◆ **Dataset excerpts**:

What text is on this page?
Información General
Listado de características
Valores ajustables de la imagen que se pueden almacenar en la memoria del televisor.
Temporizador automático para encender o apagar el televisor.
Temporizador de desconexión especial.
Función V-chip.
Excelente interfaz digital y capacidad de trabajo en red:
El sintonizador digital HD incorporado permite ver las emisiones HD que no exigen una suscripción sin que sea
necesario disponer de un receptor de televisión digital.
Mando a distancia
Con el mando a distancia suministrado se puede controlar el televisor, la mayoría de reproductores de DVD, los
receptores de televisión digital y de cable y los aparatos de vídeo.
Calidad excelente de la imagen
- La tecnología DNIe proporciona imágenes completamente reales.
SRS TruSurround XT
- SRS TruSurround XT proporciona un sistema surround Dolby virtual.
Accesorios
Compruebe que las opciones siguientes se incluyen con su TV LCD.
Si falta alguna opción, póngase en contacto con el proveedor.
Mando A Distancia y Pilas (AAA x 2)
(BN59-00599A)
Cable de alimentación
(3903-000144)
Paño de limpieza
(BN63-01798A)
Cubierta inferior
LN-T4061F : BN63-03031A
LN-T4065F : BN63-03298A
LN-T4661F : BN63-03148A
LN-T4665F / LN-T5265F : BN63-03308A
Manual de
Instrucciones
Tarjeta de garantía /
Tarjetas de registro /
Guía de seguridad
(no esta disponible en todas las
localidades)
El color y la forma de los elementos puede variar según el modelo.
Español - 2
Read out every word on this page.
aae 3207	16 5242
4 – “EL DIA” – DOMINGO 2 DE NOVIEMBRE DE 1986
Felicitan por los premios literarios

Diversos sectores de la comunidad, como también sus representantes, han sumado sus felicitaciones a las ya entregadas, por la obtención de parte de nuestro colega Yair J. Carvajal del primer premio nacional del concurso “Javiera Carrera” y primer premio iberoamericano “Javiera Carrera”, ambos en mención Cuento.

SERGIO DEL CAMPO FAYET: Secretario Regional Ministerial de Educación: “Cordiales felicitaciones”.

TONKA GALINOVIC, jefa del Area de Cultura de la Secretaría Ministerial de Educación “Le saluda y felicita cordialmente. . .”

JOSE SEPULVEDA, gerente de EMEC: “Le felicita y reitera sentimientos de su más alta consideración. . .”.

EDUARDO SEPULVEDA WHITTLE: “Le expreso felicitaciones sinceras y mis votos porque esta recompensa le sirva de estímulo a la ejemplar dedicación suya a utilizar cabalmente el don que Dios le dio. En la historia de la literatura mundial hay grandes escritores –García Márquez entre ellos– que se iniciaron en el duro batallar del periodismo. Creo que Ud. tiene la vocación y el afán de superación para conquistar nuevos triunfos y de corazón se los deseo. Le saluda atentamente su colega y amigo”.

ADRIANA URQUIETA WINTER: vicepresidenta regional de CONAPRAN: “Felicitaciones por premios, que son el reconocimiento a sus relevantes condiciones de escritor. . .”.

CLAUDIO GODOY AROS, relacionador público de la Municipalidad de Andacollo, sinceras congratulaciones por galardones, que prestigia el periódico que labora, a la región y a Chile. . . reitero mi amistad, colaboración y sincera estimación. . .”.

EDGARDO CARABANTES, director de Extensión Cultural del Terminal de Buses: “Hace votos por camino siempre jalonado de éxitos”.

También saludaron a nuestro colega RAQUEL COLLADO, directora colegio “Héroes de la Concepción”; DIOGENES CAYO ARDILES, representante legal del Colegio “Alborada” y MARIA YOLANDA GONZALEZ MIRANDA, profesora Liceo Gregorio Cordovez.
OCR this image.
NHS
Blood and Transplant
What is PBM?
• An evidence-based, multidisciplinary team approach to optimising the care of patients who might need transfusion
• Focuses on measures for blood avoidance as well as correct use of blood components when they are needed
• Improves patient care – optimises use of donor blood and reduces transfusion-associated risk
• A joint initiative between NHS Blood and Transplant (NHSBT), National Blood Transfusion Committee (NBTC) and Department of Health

◆ **Problem requirements**:
Go through the records and gather the lines that hold "nuestro".

◆ **Task solution**:
Diversos sectores de la comunidad, como también sus representantes, han sumado sus felicitaciones a las ya entregadas, por la obtención de parte de nuestro colega Yair J. Carvajal del primer premio nacional del concurso “Javiera Carrera” y primer premio iberoamericano “Javiera Carrera”, ambos en mención Cuento.
También saludaron a nuestro colega RAQUEL COLLADO, directora colegio “Héroes de la Concepción”; DIOGENES CAYO ARDILES, representante legal del Colegio “Alborada” y MARIA YOLANDA GONZALEZ MIRANDA, profesora Liceo Gregorio Cordovez.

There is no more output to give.